* _EXERCISE BRIEF_: Without the images, write out all of the following entries exactly.

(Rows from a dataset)
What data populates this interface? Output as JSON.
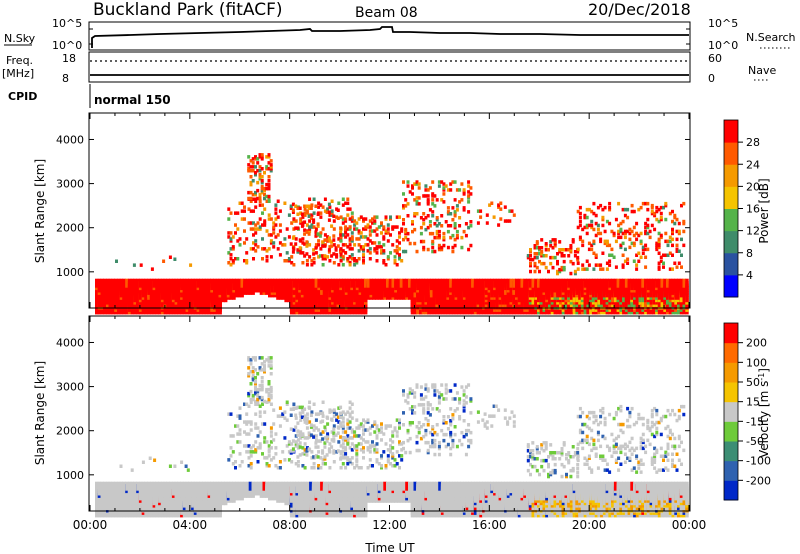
{
  "header": {
    "station": "Buckland Park (fitACF)",
    "beam": "Beam 08",
    "date": "20/Dec/2018"
  },
  "status_panels": {
    "nsky_label": "N.Sky",
    "nsky_ticks": [
      "10^5",
      "10^0"
    ],
    "nsearch_label": "N.Search",
    "nsearch_ticks": [
      "10^5",
      "10^0"
    ],
    "freq_label": "Freq.",
    "freq_unit": "[MHz]",
    "freq_ticks": [
      "18",
      "8"
    ],
    "nave_label": "Nave",
    "nave_ticks": [
      "60",
      "0"
    ],
    "cpid_label": "CPID",
    "cpid_value": "normal 150"
  },
  "colors": {
    "power": [
      "#0000ff",
      "#2a52a0",
      "#3f8c6a",
      "#55b34a",
      "#f5c400",
      "#f59a00",
      "#ff5a00",
      "#ff0000"
    ],
    "velocity": [
      "#0028c8",
      "#2f62b0",
      "#3c8e74",
      "#6ecb3a",
      "#c8c8c8",
      "#f5c400",
      "#f59a00",
      "#ff6a00",
      "#ff0000"
    ]
  },
  "chart_data": [
    {
      "type": "heatmap",
      "panel": "power",
      "ylabel": "Slant Range [km]",
      "xlabel": "Time UT",
      "x_ticks": [
        "00:00",
        "04:00",
        "08:00",
        "12:00",
        "16:00",
        "20:00",
        "00:00"
      ],
      "x_range_hours": [
        0,
        24
      ],
      "y_range": [
        180,
        4600
      ],
      "y_ticks": [
        1000,
        2000,
        3000,
        4000
      ],
      "colorbar_label": "Power [dB]",
      "colorbar_ticks": [
        4,
        8,
        12,
        16,
        20,
        24,
        28
      ]
    },
    {
      "type": "heatmap",
      "panel": "velocity",
      "ylabel": "Slant Range [km]",
      "xlabel": "Time UT",
      "x_ticks": [
        "00:00",
        "04:00",
        "08:00",
        "12:00",
        "16:00",
        "20:00",
        "00:00"
      ],
      "x_range_hours": [
        0,
        24
      ],
      "y_range": [
        180,
        4600
      ],
      "y_ticks": [
        1000,
        2000,
        3000,
        4000
      ],
      "colorbar_label": "Velocity [m s^-1]",
      "colorbar_ticks": [
        -200,
        -100,
        -50,
        -15,
        15,
        50,
        100,
        200
      ]
    }
  ]
}
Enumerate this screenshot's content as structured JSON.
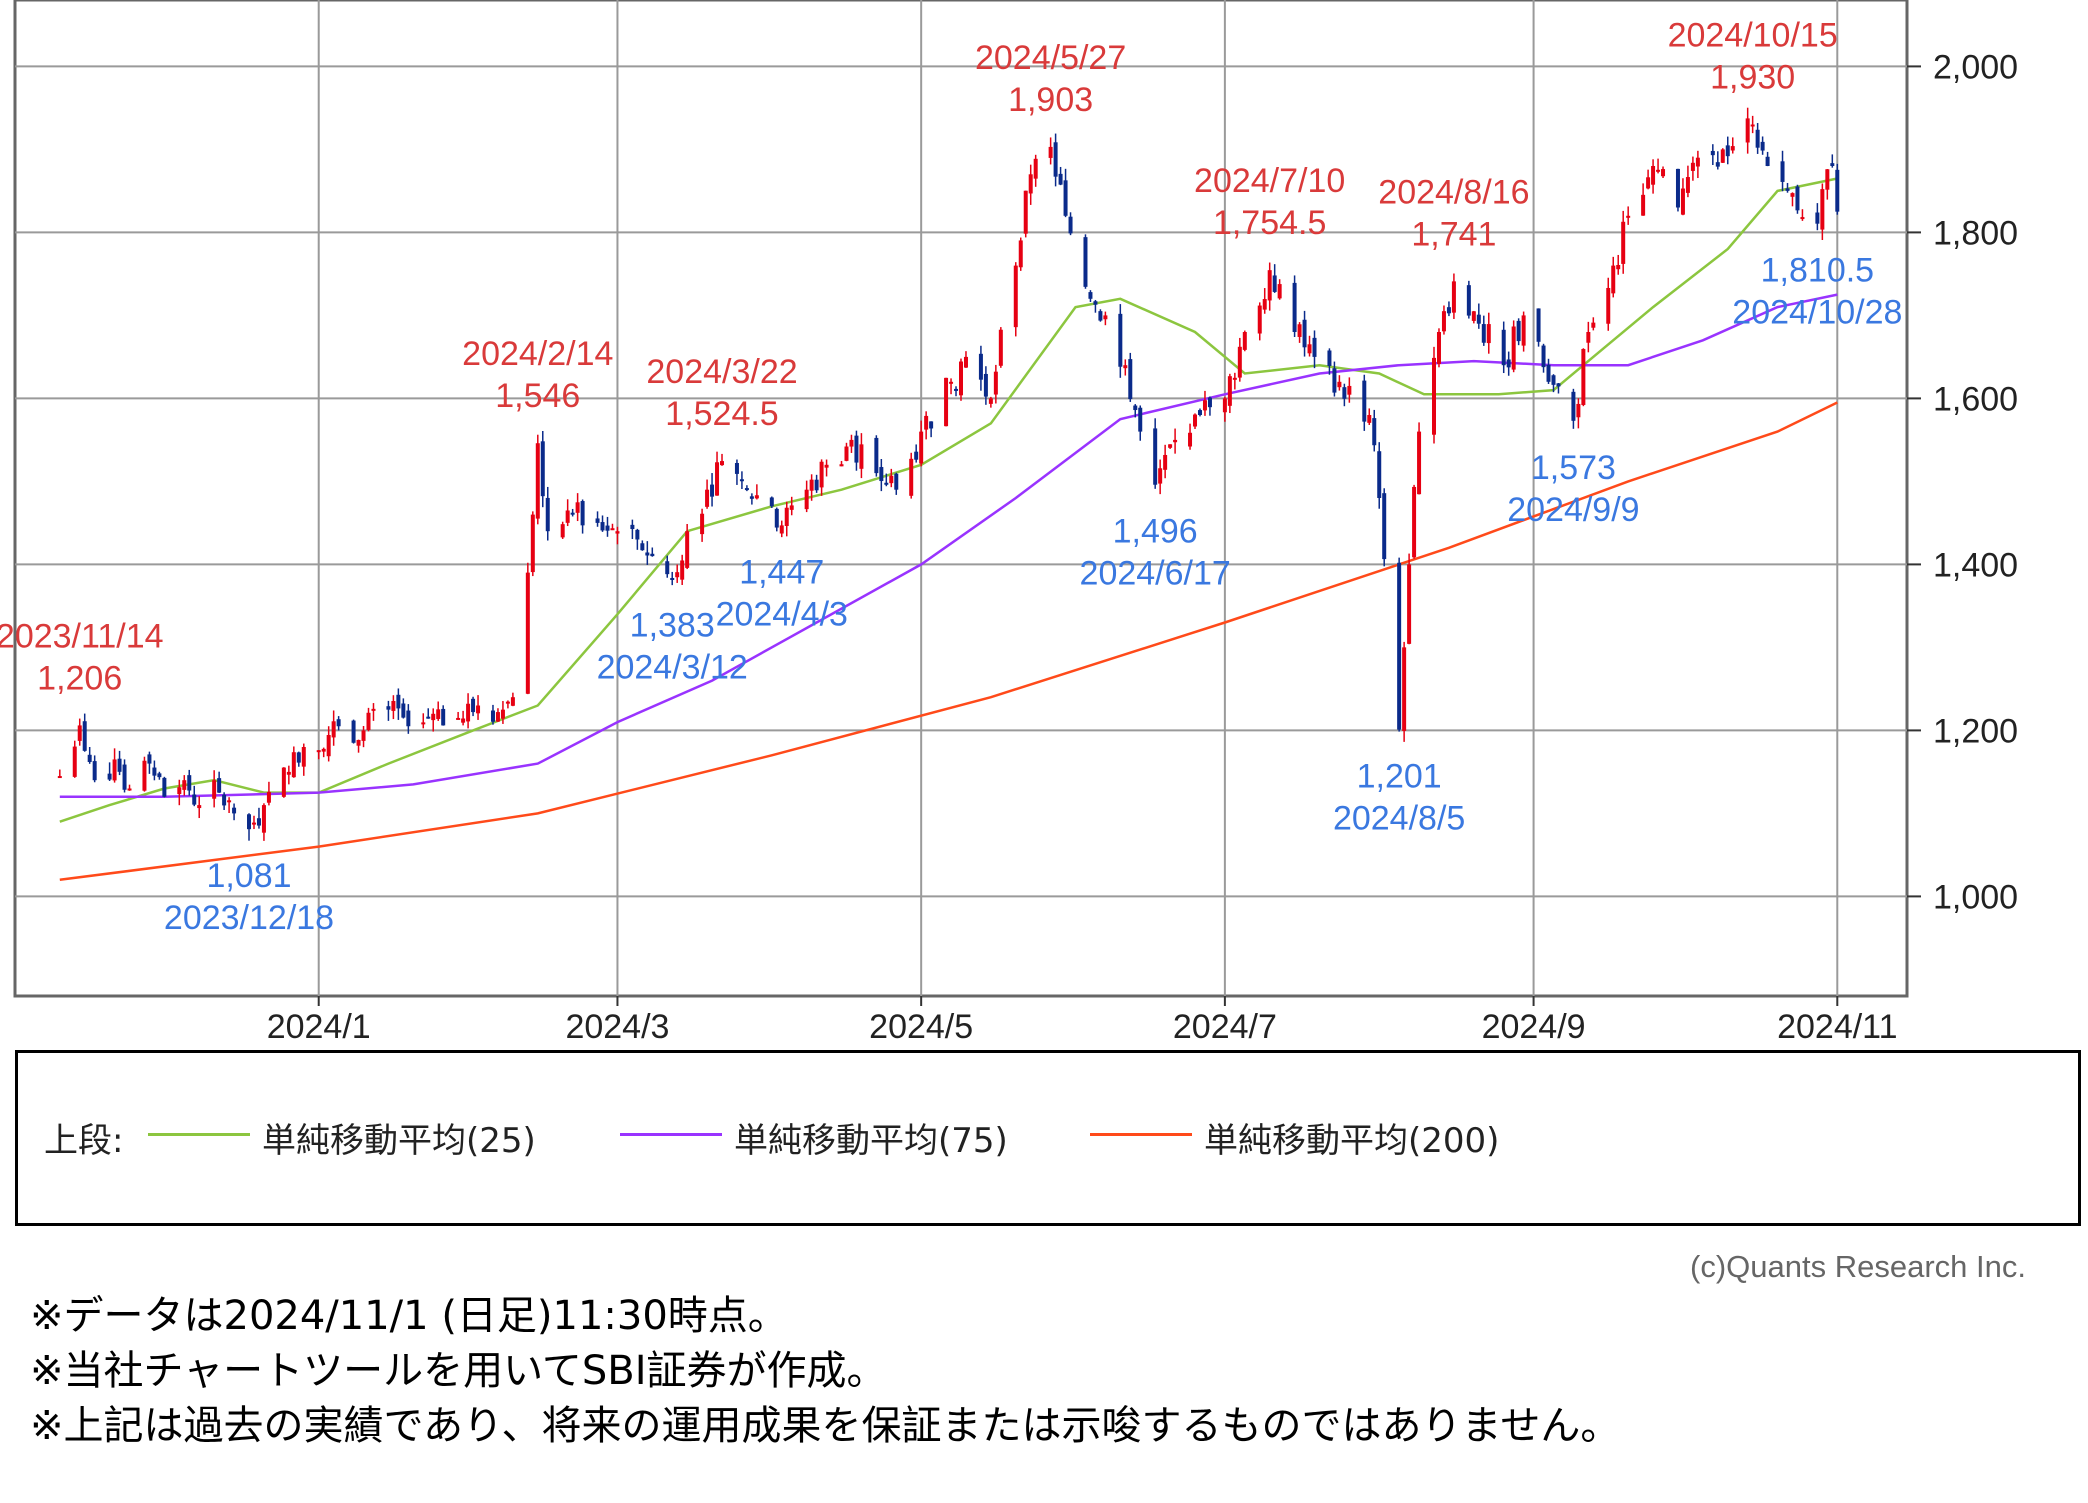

* _EXERCISE ANSWER_:
What data populates this interface? Output as JSON.
{
  "header": {
    "station": "Buckland Park (fitACF)",
    "beam": "Beam 08",
    "date": "20/Dec/2018"
  },
  "status_panels": {
    "nsky_label": "N.Sky",
    "nsky_ticks": [
      "10^5",
      "10^0"
    ],
    "nsearch_label": "N.Search",
    "nsearch_ticks": [
      "10^5",
      "10^0"
    ],
    "freq_label": "Freq.",
    "freq_unit": "[MHz]",
    "freq_ticks": [
      "18",
      "8"
    ],
    "nave_label": "Nave",
    "nave_ticks": [
      "60",
      "0"
    ],
    "cpid_label": "CPID",
    "cpid_value": "normal 150"
  },
  "colors": {
    "power": [
      "#0000ff",
      "#2a52a0",
      "#3f8c6a",
      "#55b34a",
      "#f5c400",
      "#f59a00",
      "#ff5a00",
      "#ff0000"
    ],
    "velocity": [
      "#0028c8",
      "#2f62b0",
      "#3c8e74",
      "#6ecb3a",
      "#c8c8c8",
      "#f5c400",
      "#f59a00",
      "#ff6a00",
      "#ff0000"
    ]
  },
  "chart_data": [
    {
      "type": "heatmap",
      "panel": "power",
      "ylabel": "Slant Range [km]",
      "xlabel": "Time UT",
      "x_ticks": [
        "00:00",
        "04:00",
        "08:00",
        "12:00",
        "16:00",
        "20:00",
        "00:00"
      ],
      "x_range_hours": [
        0,
        24
      ],
      "y_range": [
        180,
        4600
      ],
      "y_ticks": [
        1000,
        2000,
        3000,
        4000
      ],
      "colorbar_label": "Power [dB]",
      "colorbar_ticks": [
        4,
        8,
        12,
        16,
        20,
        24,
        28
      ]
    },
    {
      "type": "heatmap",
      "panel": "velocity",
      "ylabel": "Slant Range [km]",
      "xlabel": "Time UT",
      "x_ticks": [
        "00:00",
        "04:00",
        "08:00",
        "12:00",
        "16:00",
        "20:00",
        "00:00"
      ],
      "x_range_hours": [
        0,
        24
      ],
      "y_range": [
        180,
        4600
      ],
      "y_ticks": [
        1000,
        2000,
        3000,
        4000
      ],
      "colorbar_label": "Velocity [m s^-1]",
      "colorbar_ticks": [
        -200,
        -100,
        -50,
        -15,
        15,
        50,
        100,
        200
      ]
    }
  ]
}
Enumerate this screenshot's content as structured JSON.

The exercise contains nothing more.